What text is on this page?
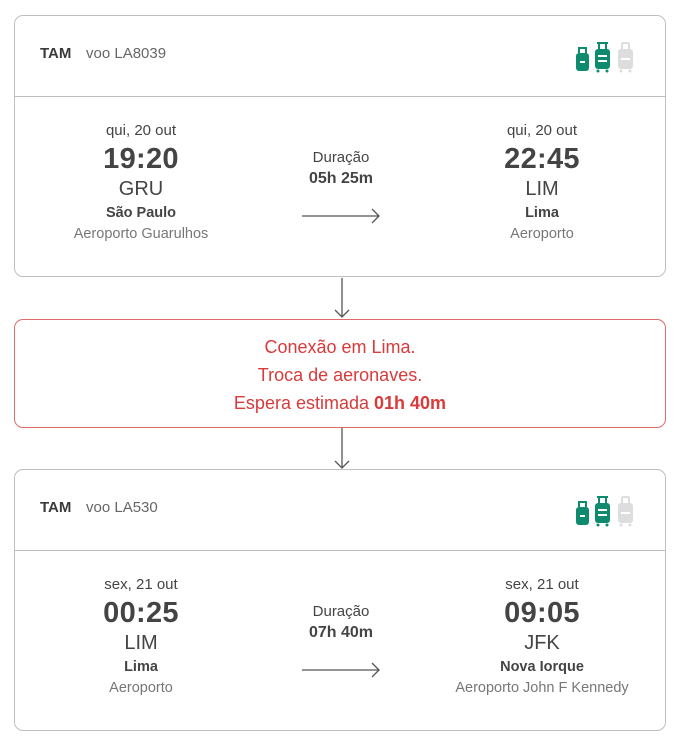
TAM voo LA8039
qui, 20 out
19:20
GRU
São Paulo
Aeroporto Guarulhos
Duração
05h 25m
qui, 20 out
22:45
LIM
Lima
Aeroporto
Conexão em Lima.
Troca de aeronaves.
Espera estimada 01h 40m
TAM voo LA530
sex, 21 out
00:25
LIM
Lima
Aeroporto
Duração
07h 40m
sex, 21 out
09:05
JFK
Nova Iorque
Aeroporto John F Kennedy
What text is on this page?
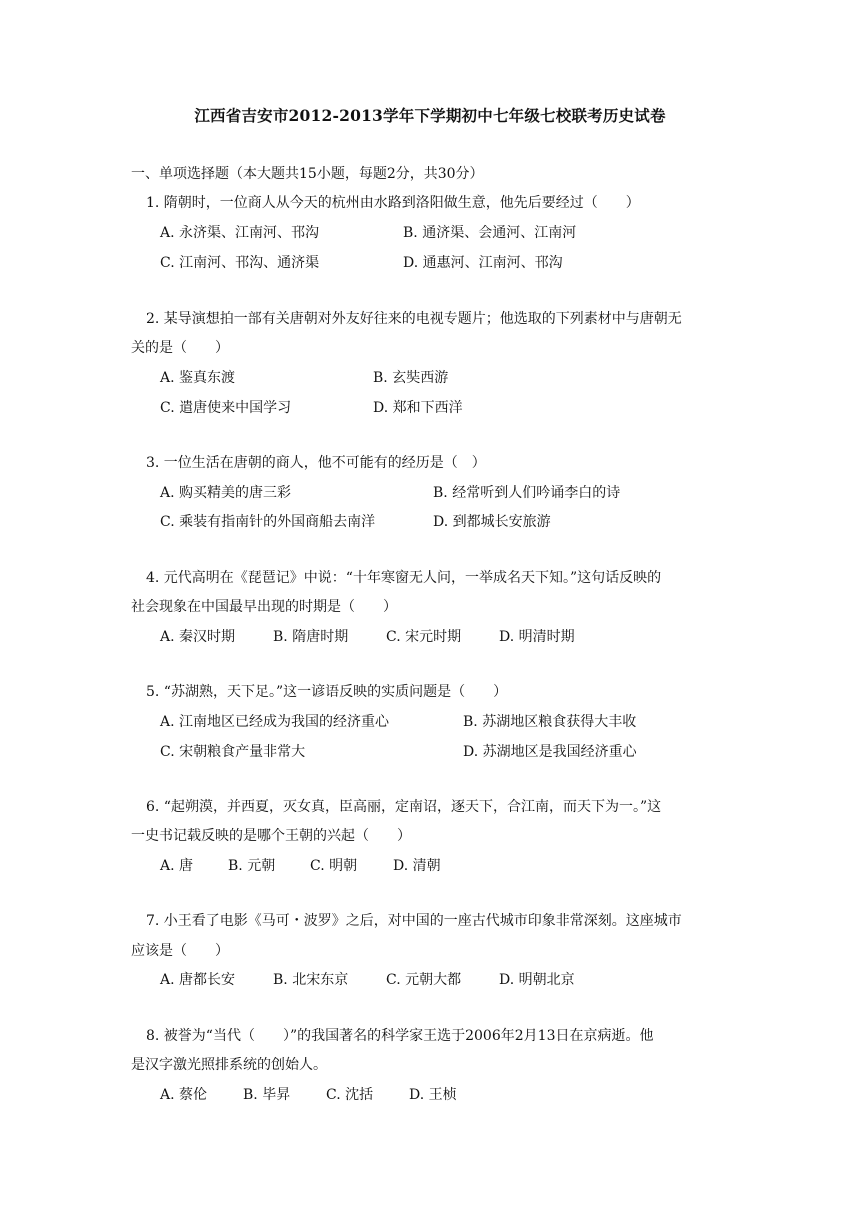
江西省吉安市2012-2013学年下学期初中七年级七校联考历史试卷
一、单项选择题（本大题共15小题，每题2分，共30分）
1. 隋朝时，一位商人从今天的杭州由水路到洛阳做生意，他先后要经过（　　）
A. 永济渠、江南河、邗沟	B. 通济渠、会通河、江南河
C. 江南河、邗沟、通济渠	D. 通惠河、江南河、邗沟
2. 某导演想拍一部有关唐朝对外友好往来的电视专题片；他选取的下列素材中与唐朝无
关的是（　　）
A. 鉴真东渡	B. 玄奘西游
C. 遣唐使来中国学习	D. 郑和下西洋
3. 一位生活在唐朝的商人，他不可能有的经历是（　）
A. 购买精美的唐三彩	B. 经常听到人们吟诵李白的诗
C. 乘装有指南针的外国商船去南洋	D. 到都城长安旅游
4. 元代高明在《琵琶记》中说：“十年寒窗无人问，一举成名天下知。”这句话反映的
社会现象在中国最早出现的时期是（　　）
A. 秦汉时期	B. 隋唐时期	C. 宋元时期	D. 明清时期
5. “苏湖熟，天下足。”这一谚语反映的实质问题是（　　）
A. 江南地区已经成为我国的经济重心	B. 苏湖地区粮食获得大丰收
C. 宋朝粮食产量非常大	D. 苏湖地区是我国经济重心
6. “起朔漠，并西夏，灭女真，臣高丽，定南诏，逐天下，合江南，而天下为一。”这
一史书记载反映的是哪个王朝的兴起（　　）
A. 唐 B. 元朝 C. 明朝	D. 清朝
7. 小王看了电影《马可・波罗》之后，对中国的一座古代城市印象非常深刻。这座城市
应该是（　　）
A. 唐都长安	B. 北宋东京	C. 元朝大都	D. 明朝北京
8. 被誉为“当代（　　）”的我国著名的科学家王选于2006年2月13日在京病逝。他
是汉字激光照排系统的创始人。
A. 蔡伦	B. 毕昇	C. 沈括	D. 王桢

★ ★ ★ ★ ★ ★ ★

What you should do: Examine the records and pull out every line where the string "Aeroporto" occurs.

Worked answer:
Aeroporto Guarulhos
Aeroporto
Aeroporto
Aeroporto John F Kennedy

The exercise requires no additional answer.